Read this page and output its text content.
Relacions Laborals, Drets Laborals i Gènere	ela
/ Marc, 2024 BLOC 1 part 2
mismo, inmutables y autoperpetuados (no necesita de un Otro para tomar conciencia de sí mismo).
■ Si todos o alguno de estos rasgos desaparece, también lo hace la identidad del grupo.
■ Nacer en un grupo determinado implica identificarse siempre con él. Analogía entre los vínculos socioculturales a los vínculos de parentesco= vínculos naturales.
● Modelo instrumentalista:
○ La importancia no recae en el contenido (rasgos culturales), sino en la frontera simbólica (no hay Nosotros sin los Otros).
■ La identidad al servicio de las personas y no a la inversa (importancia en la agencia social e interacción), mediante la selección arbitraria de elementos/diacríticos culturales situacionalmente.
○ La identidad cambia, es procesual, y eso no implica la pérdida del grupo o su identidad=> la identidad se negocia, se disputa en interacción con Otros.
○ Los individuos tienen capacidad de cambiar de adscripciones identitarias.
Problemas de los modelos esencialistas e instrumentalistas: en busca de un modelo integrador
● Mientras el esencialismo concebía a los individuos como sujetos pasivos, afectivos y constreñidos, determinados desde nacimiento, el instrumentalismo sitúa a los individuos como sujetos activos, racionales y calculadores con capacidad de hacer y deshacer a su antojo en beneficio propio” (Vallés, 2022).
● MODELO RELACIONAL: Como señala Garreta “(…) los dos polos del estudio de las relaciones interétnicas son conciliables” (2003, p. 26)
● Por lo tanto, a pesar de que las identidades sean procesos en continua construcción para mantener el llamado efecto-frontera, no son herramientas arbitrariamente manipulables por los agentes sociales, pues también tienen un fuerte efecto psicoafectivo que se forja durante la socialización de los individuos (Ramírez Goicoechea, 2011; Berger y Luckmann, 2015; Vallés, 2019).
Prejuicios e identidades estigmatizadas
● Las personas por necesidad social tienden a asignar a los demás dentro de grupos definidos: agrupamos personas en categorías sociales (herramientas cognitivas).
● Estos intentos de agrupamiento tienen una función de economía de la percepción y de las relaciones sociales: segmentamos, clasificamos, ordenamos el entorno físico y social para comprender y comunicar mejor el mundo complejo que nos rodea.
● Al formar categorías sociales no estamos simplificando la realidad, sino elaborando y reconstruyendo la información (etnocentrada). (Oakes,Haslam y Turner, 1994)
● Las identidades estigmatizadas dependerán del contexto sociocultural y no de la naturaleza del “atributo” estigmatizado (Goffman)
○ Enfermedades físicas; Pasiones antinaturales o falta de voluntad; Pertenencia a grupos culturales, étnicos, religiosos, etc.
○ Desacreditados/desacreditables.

--

What needs to be done: Which lines contain "sino"? Copy each of them out.

Solution for this task:
○ La importancia no recae en el contenido (rasgos culturales), sino en la frontera simbólica (no hay Nosotros sin los Otros).
● Al formar categorías sociales no estamos simplificando la realidad, sino elaborando y reconstruyendo la información (etnocentrada). (Oakes,Haslam y Turner, 1994)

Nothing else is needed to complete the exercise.